[Data Boundary: Start]

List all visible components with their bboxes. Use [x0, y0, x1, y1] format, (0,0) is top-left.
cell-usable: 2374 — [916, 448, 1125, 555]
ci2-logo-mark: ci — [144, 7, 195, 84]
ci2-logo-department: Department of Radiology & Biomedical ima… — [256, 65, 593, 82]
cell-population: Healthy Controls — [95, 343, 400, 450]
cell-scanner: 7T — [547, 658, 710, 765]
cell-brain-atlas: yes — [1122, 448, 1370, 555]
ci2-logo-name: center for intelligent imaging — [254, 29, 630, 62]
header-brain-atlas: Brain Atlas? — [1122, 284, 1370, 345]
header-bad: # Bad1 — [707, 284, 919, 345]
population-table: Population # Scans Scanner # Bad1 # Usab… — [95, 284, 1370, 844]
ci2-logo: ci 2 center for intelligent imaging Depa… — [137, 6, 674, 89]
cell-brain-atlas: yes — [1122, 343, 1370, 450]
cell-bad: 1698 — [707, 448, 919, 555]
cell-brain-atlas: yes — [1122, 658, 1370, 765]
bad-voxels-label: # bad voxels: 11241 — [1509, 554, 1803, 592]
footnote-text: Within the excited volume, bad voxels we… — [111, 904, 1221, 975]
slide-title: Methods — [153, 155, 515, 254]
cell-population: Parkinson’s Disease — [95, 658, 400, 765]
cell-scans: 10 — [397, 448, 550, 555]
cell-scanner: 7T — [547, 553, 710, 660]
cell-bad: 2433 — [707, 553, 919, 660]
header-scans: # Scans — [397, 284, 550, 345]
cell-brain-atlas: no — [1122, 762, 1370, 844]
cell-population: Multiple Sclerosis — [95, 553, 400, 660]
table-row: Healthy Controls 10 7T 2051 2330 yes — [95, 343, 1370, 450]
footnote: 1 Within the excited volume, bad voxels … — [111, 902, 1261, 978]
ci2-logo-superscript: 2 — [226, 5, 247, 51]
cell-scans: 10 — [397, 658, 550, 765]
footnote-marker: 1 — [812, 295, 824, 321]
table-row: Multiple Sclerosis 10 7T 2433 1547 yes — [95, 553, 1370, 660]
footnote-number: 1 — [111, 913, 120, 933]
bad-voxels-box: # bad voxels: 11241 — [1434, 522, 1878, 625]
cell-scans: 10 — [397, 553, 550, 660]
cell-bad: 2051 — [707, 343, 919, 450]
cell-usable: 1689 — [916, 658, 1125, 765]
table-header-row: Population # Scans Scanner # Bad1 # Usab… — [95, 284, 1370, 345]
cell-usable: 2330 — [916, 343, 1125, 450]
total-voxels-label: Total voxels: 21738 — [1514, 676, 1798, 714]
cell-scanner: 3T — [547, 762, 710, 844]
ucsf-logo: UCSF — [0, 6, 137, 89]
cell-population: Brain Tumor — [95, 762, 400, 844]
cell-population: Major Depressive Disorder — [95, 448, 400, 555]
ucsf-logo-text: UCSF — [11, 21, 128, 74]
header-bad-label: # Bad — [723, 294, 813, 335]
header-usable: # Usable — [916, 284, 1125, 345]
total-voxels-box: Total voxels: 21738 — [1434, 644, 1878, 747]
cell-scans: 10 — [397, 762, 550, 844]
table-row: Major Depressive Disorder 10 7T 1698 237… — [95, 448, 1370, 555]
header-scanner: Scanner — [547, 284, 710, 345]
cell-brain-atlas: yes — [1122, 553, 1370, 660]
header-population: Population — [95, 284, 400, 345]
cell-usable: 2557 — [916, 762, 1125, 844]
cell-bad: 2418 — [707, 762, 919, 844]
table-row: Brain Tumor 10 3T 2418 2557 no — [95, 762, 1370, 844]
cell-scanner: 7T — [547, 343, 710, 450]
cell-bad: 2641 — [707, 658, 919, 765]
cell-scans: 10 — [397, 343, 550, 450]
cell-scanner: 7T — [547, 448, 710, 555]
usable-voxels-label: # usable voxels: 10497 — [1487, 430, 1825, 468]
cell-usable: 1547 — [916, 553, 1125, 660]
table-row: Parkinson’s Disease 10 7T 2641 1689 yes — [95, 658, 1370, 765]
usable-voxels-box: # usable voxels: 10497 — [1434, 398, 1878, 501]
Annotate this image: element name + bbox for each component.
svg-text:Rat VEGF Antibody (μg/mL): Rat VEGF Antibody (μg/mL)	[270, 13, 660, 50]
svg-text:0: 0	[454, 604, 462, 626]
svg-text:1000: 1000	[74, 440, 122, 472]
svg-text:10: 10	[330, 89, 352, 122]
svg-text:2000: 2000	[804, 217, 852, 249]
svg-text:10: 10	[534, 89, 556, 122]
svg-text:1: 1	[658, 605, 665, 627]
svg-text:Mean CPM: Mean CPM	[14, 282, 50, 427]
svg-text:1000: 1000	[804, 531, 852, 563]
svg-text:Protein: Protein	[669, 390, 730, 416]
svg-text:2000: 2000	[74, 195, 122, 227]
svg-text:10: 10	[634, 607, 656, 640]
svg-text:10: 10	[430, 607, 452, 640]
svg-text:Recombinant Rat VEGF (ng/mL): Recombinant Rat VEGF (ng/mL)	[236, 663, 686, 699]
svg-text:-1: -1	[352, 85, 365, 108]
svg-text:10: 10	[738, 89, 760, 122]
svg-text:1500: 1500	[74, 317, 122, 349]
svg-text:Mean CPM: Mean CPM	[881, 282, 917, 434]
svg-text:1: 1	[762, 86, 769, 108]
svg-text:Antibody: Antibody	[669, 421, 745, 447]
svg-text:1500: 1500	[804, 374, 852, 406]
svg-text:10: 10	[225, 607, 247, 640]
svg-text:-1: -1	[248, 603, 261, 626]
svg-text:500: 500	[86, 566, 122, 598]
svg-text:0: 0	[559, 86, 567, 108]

[Data Boundary: End]

▶ **Task directions**
Everything from the line with "Annotate this image: element" to the last line of the entries above is to be retyped exactly. Include both ends.

▶ **Output of the exercise**
Annotate this image: element name + bbox for each component.
svg-text:Rat VEGF Antibody (μg/mL): Rat VEGF Antibody (μg/mL)	[270, 13, 660, 50]
svg-text:0: 0	[454, 604, 462, 626]
svg-text:1000: 1000	[74, 440, 122, 472]
svg-text:10: 10	[330, 89, 352, 122]
svg-text:2000: 2000	[804, 217, 852, 249]
svg-text:10: 10	[534, 89, 556, 122]
svg-text:1: 1	[658, 605, 665, 627]
svg-text:Mean CPM: Mean CPM	[14, 282, 50, 427]
svg-text:1000: 1000	[804, 531, 852, 563]
svg-text:Protein: Protein	[669, 390, 730, 416]
svg-text:2000: 2000	[74, 195, 122, 227]
svg-text:10: 10	[634, 607, 656, 640]
svg-text:10: 10	[430, 607, 452, 640]
svg-text:Recombinant Rat VEGF (ng/mL): Recombinant Rat VEGF (ng/mL)	[236, 663, 686, 699]
svg-text:-1: -1	[352, 85, 365, 108]
svg-text:10: 10	[738, 89, 760, 122]
svg-text:1500: 1500	[74, 317, 122, 349]
svg-text:Mean CPM: Mean CPM	[881, 282, 917, 434]
svg-text:1: 1	[762, 86, 769, 108]
svg-text:Antibody: Antibody	[669, 421, 745, 447]
svg-text:1500: 1500	[804, 374, 852, 406]
svg-text:10: 10	[225, 607, 247, 640]
svg-text:-1: -1	[248, 603, 261, 626]
svg-text:500: 500	[86, 566, 122, 598]
svg-text:0: 0	[559, 86, 567, 108]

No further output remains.